### TASK INSTRUCTIONS
Please output the lines shown below exactly as they appear.

### STORED RECORDS

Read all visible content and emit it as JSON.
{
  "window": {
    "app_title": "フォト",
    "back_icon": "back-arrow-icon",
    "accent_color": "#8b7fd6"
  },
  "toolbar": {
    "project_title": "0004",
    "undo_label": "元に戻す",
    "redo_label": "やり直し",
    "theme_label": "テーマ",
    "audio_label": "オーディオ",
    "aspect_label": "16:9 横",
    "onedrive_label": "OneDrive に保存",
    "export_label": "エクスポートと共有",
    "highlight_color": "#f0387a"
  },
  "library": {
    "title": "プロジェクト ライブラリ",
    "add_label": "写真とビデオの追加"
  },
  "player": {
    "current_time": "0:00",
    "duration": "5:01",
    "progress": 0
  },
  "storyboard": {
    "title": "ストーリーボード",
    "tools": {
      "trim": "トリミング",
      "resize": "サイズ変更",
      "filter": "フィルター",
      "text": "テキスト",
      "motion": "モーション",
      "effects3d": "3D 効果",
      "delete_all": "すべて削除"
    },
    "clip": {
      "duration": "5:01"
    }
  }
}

### EXPECTED OUTPUT
Read all visible content and emit it as JSON.
{
  "window": {
    "app_title": "フォト",
    "back_icon": "back-arrow-icon",
    "accent_color": "#8b7fd6"
  },
  "toolbar": {
    "project_title": "0004",
    "undo_label": "元に戻す",
    "redo_label": "やり直し",
    "theme_label": "テーマ",
    "audio_label": "オーディオ",
    "aspect_label": "16:9 横",
    "onedrive_label": "OneDrive に保存",
    "export_label": "エクスポートと共有",
    "highlight_color": "#f0387a"
  },
  "library": {
    "title": "プロジェクト ライブラリ",
    "add_label": "写真とビデオの追加"
  },
  "player": {
    "current_time": "0:00",
    "duration": "5:01",
    "progress": 0
  },
  "storyboard": {
    "title": "ストーリーボード",
    "tools": {
      "trim": "トリミング",
      "resize": "サイズ変更",
      "filter": "フィルター",
      "text": "テキスト",
      "motion": "モーション",
      "effects3d": "3D 効果",
      "delete_all": "すべて削除"
    },
    "clip": {
      "duration": "5:01"
    }
  }
}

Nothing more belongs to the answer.